> [What you have to do]:
Would you repeat the lines from the one with "Parse this screenshot: output" through the final line, both included, and nothing else? No pictures belong in the copy.

•••

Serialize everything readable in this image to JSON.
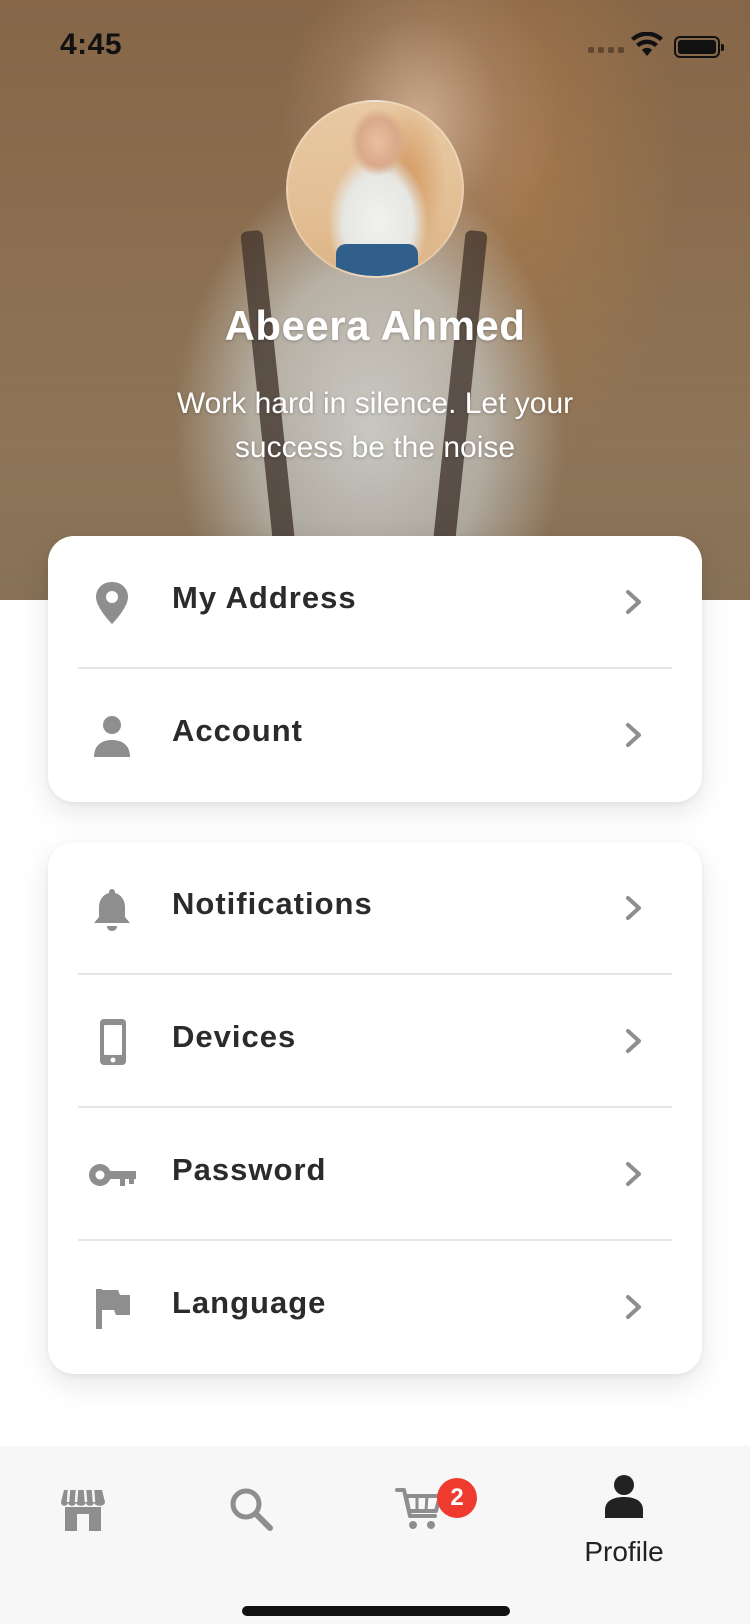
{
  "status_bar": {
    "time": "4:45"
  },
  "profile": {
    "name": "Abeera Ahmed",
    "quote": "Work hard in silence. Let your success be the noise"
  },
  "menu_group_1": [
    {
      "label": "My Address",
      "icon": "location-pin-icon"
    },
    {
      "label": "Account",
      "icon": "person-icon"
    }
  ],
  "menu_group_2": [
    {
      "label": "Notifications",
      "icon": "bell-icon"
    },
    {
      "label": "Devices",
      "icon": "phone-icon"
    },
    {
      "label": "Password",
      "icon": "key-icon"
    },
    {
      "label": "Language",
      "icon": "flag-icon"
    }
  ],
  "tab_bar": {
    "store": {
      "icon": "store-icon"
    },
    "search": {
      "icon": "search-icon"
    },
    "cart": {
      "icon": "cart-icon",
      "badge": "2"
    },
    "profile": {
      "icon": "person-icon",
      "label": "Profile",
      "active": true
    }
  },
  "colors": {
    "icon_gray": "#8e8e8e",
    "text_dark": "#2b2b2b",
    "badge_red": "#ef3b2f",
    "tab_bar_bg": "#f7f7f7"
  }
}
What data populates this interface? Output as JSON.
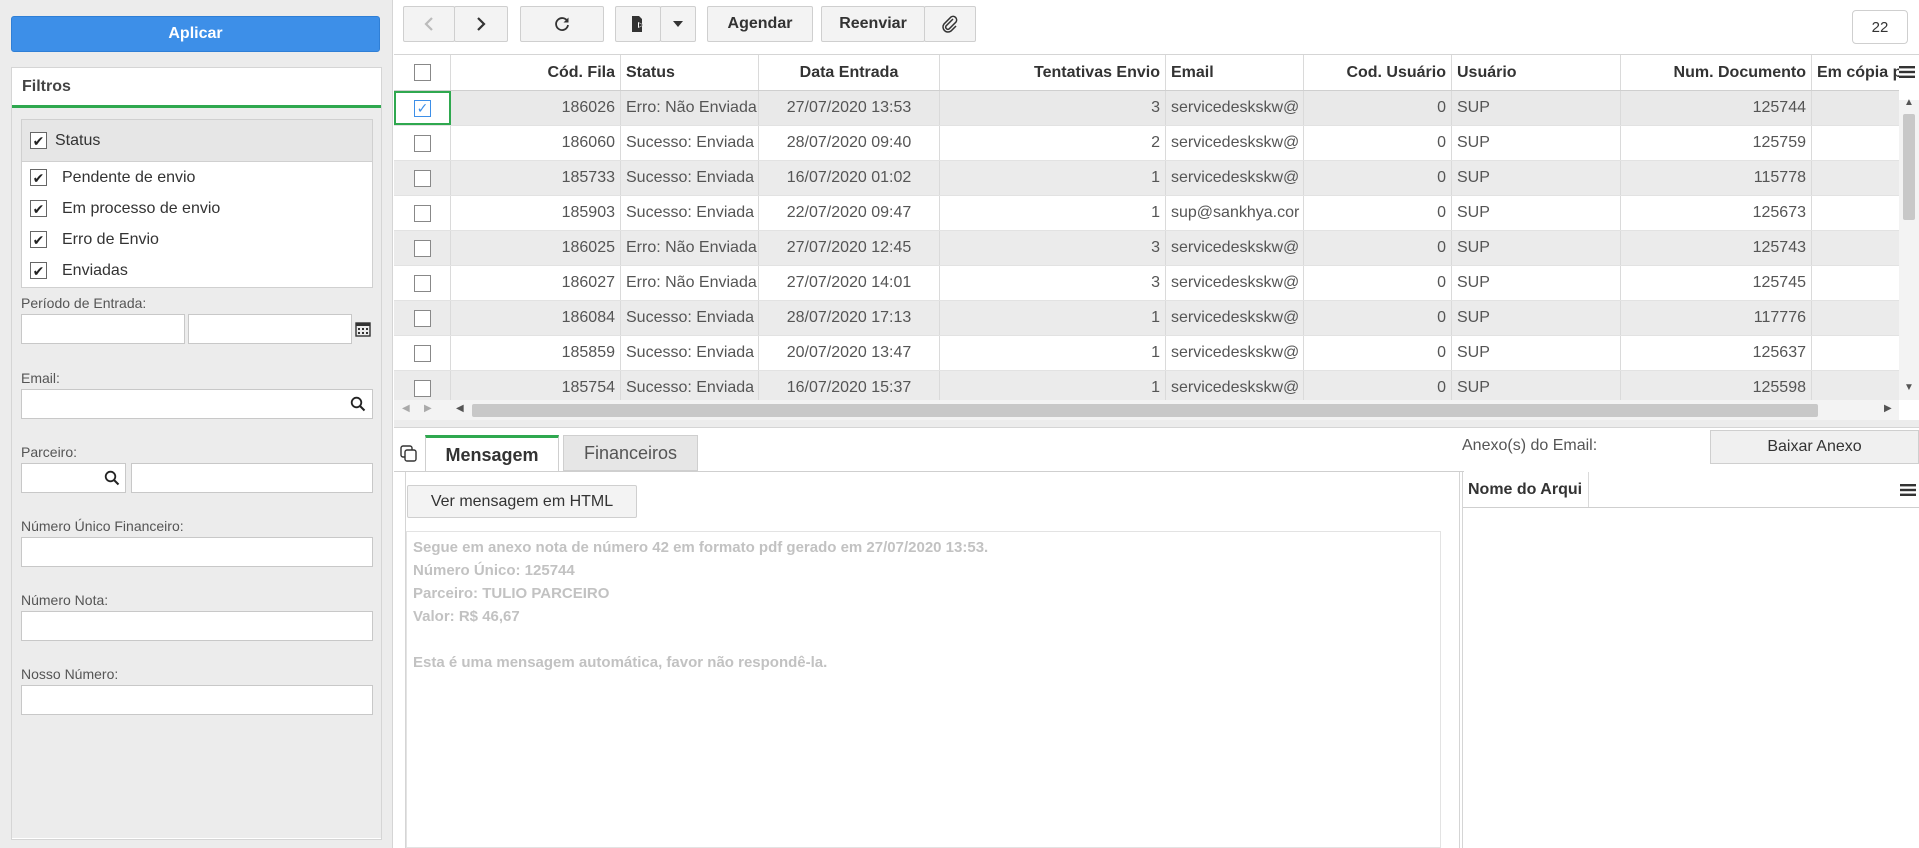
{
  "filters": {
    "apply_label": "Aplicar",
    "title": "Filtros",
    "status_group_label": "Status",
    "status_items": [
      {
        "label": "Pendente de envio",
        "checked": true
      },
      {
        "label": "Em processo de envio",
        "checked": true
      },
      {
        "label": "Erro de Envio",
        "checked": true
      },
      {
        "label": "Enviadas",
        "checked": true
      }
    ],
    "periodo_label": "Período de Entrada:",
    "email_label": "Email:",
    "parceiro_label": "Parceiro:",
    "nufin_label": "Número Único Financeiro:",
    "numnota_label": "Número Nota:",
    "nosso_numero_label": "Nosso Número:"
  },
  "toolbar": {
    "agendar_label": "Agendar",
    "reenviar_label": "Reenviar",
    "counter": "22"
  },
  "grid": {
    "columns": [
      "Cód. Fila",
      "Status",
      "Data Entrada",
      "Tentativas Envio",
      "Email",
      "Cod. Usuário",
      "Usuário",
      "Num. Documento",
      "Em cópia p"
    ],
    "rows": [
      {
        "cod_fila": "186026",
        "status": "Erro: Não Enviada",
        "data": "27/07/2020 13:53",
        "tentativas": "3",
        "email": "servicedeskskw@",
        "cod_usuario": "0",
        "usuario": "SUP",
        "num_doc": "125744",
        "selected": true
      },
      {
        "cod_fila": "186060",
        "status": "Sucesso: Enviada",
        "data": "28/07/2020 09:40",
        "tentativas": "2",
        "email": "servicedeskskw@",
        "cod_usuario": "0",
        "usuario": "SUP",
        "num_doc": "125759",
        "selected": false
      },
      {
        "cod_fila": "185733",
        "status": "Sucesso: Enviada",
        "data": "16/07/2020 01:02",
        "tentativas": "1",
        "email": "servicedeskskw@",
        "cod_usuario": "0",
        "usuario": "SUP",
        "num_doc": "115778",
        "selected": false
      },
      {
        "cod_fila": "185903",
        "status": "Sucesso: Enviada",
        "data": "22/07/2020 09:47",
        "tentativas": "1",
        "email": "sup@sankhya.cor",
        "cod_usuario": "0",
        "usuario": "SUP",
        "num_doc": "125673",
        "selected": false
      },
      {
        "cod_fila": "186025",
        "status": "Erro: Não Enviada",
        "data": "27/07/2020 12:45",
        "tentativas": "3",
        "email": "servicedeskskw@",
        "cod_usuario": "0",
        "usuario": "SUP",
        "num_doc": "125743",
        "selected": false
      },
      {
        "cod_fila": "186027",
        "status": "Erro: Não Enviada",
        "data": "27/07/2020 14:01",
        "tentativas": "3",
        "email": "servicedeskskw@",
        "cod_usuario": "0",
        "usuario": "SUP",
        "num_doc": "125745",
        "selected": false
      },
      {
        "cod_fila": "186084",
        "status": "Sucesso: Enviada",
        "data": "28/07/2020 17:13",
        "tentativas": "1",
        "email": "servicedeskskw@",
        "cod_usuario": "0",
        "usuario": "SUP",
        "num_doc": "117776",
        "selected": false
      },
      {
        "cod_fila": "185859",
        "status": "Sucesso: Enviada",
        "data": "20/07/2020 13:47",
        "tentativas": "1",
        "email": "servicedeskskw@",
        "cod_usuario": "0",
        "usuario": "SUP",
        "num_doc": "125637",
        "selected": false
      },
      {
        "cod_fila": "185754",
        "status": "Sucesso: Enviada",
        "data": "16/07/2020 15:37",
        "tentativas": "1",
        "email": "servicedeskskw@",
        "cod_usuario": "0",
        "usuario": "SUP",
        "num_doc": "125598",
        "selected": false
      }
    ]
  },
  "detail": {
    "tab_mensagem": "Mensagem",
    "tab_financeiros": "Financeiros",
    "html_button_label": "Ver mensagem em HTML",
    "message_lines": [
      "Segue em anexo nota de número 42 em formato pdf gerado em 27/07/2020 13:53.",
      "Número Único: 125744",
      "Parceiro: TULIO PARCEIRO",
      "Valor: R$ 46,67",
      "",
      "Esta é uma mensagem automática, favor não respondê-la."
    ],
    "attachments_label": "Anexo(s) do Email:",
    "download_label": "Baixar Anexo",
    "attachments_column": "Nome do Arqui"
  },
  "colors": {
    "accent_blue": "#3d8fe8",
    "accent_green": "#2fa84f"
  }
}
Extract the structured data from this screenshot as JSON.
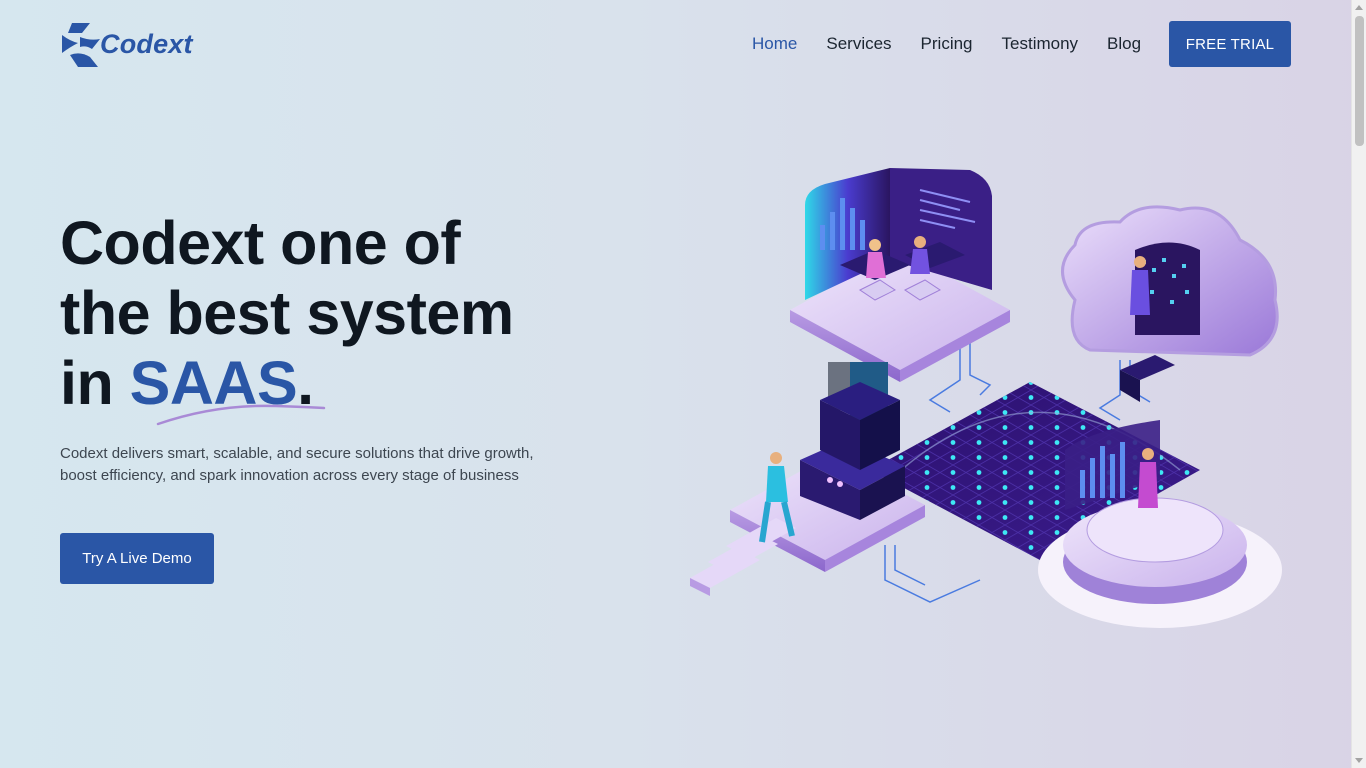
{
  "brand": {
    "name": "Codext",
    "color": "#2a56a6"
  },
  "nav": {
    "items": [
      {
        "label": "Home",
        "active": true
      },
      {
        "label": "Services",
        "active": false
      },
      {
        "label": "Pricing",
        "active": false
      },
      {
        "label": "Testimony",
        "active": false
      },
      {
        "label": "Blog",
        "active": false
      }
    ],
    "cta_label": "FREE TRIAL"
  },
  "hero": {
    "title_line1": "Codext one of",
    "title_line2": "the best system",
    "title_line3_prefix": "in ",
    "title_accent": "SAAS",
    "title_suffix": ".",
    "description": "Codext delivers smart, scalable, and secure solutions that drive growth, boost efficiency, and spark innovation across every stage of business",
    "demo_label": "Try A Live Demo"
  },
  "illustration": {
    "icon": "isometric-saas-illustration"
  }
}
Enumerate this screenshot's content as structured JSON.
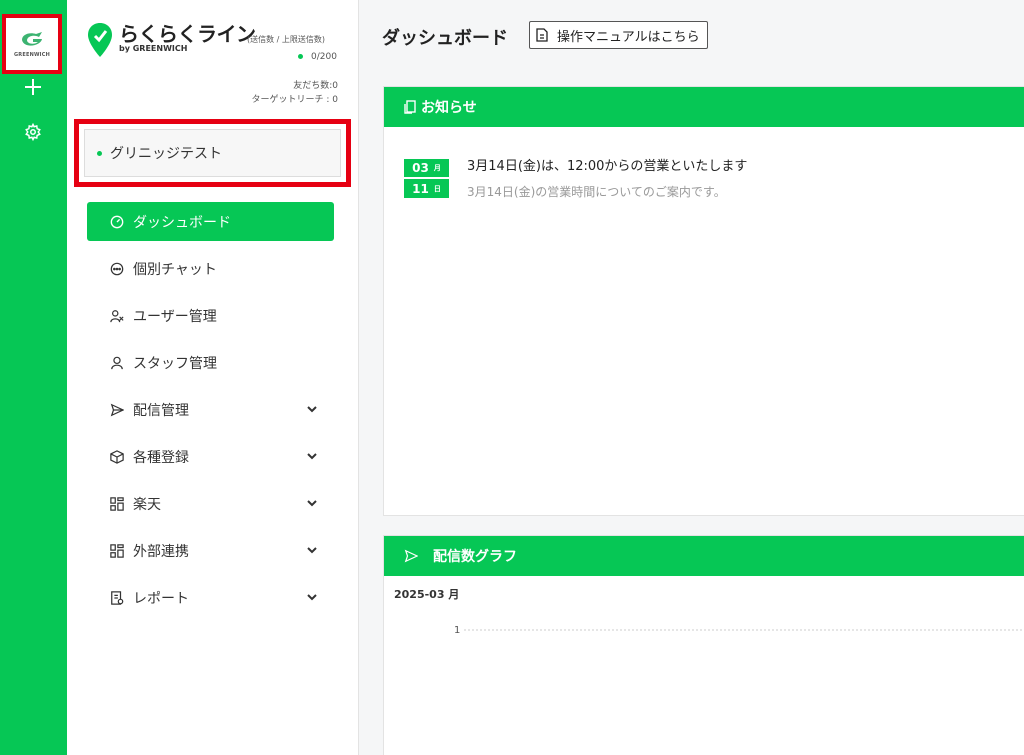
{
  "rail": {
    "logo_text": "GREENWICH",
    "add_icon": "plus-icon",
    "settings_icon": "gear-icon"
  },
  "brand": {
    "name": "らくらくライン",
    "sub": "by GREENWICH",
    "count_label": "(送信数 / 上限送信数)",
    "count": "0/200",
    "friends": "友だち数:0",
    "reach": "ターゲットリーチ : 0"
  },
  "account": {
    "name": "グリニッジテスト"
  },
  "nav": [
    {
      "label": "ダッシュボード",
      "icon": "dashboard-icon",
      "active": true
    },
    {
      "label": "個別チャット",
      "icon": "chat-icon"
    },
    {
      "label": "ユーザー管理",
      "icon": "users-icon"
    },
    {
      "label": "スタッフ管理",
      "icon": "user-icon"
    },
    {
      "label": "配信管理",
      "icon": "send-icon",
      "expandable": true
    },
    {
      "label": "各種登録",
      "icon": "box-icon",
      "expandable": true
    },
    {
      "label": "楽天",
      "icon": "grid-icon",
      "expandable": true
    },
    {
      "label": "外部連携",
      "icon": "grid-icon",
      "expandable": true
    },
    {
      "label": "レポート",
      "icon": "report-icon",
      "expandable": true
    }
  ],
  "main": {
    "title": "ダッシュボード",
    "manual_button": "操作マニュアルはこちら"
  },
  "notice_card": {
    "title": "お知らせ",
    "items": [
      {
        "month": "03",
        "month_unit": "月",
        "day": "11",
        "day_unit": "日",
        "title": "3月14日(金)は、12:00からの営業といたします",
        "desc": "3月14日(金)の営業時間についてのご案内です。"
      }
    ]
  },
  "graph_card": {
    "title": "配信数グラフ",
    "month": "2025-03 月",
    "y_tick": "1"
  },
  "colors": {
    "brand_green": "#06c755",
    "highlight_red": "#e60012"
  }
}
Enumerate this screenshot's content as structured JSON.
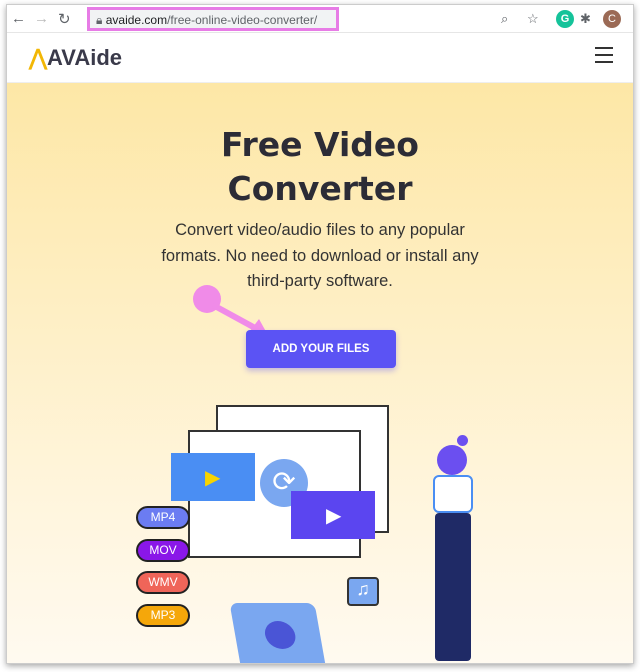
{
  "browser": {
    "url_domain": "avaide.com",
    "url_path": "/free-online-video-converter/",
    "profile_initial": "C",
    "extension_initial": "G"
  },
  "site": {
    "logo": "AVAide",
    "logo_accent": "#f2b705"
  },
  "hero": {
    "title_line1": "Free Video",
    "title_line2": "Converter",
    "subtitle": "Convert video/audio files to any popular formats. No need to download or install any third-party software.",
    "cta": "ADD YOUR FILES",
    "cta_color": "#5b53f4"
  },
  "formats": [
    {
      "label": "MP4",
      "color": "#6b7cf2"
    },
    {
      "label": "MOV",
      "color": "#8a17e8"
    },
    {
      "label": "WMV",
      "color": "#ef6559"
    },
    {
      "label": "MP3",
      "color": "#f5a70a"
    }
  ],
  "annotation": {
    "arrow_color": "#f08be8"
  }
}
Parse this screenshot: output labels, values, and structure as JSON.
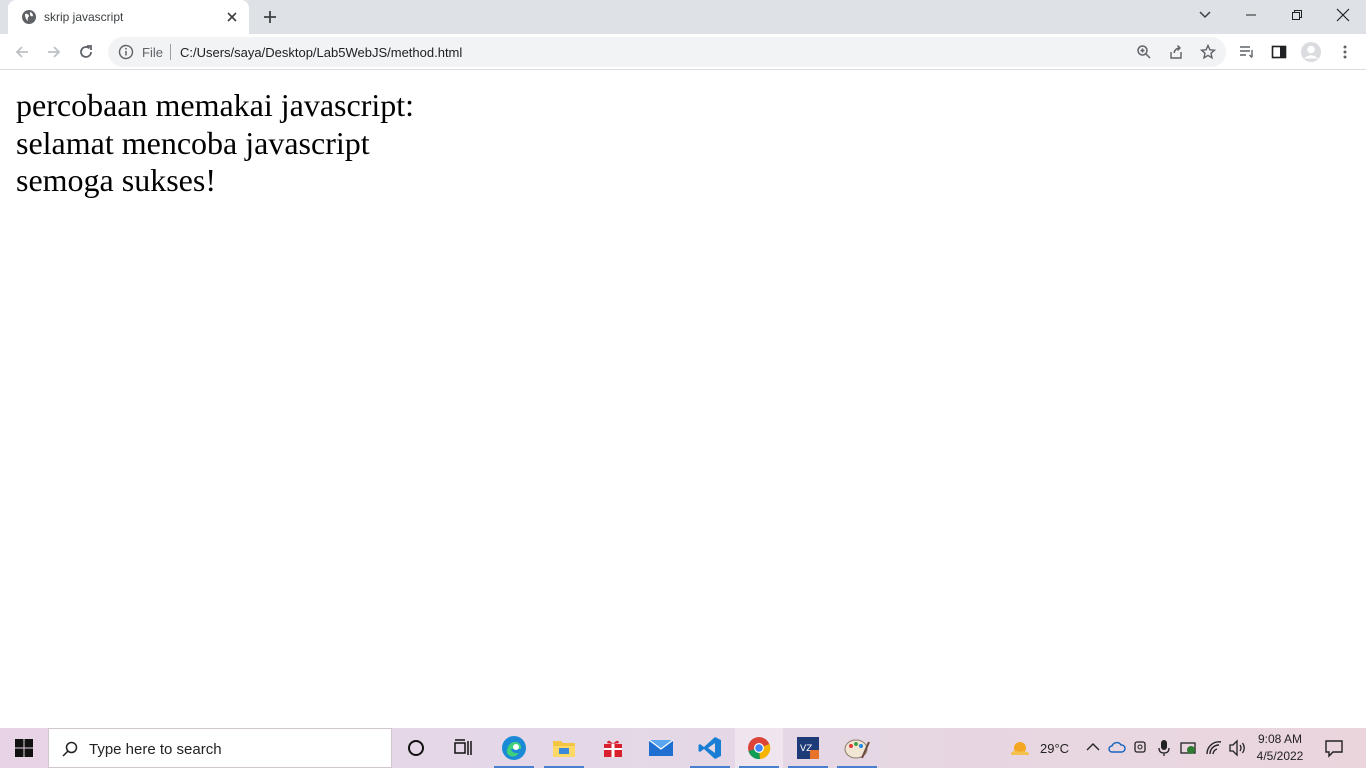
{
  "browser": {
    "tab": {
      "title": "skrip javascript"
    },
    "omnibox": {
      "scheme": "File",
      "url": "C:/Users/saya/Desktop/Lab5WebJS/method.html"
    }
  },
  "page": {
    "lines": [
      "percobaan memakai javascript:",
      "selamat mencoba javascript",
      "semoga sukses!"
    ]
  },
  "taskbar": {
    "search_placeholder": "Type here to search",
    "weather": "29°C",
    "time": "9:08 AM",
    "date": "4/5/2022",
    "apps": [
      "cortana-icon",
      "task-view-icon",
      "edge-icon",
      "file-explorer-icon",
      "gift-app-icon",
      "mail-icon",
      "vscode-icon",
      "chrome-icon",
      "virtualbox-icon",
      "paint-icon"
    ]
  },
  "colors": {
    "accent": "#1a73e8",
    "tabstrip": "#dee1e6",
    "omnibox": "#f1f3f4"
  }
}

•••

> [Correct result]:
Parse this screenshot: output labels, values, and structure as JSON.
{
  "browser": {
    "tab": {
      "title": "skrip javascript"
    },
    "omnibox": {
      "scheme": "File",
      "url": "C:/Users/saya/Desktop/Lab5WebJS/method.html"
    }
  },
  "page": {
    "lines": [
      "percobaan memakai javascript:",
      "selamat mencoba javascript",
      "semoga sukses!"
    ]
  },
  "taskbar": {
    "search_placeholder": "Type here to search",
    "weather": "29°C",
    "time": "9:08 AM",
    "date": "4/5/2022",
    "apps": [
      "cortana-icon",
      "task-view-icon",
      "edge-icon",
      "file-explorer-icon",
      "gift-app-icon",
      "mail-icon",
      "vscode-icon",
      "chrome-icon",
      "virtualbox-icon",
      "paint-icon"
    ]
  },
  "colors": {
    "accent": "#1a73e8",
    "tabstrip": "#dee1e6",
    "omnibox": "#f1f3f4"
  }
}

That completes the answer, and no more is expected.